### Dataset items
========================================================================

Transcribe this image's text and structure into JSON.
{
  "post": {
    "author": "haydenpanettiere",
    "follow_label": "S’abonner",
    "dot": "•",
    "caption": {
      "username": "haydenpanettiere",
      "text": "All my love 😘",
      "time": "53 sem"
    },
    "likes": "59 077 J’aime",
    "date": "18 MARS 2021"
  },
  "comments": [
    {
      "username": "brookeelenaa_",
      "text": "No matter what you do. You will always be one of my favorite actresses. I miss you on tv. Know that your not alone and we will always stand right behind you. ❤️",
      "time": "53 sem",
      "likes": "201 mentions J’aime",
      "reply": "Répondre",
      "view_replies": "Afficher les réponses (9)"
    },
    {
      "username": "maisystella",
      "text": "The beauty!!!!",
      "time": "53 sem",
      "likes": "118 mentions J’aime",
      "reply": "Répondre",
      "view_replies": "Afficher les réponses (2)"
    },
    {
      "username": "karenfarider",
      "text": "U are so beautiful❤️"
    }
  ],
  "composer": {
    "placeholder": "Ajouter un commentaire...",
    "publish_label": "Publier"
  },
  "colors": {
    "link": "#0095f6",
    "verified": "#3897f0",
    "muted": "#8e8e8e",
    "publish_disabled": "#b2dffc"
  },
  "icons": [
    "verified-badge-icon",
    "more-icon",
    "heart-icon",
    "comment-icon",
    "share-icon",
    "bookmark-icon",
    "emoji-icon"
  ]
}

========================================================================

Take the material above and return all of it exactly.

Transcribe this image's text and structure into JSON.
{
  "post": {
    "author": "haydenpanettiere",
    "follow_label": "S’abonner",
    "dot": "•",
    "caption": {
      "username": "haydenpanettiere",
      "text": "All my love 😘",
      "time": "53 sem"
    },
    "likes": "59 077 J’aime",
    "date": "18 MARS 2021"
  },
  "comments": [
    {
      "username": "brookeelenaa_",
      "text": "No matter what you do. You will always be one of my favorite actresses. I miss you on tv. Know that your not alone and we will always stand right behind you. ❤️",
      "time": "53 sem",
      "likes": "201 mentions J’aime",
      "reply": "Répondre",
      "view_replies": "Afficher les réponses (9)"
    },
    {
      "username": "maisystella",
      "text": "The beauty!!!!",
      "time": "53 sem",
      "likes": "118 mentions J’aime",
      "reply": "Répondre",
      "view_replies": "Afficher les réponses (2)"
    },
    {
      "username": "karenfarider",
      "text": "U are so beautiful❤️"
    }
  ],
  "composer": {
    "placeholder": "Ajouter un commentaire...",
    "publish_label": "Publier"
  },
  "colors": {
    "link": "#0095f6",
    "verified": "#3897f0",
    "muted": "#8e8e8e",
    "publish_disabled": "#b2dffc"
  },
  "icons": [
    "verified-badge-icon",
    "more-icon",
    "heart-icon",
    "comment-icon",
    "share-icon",
    "bookmark-icon",
    "emoji-icon"
  ]
}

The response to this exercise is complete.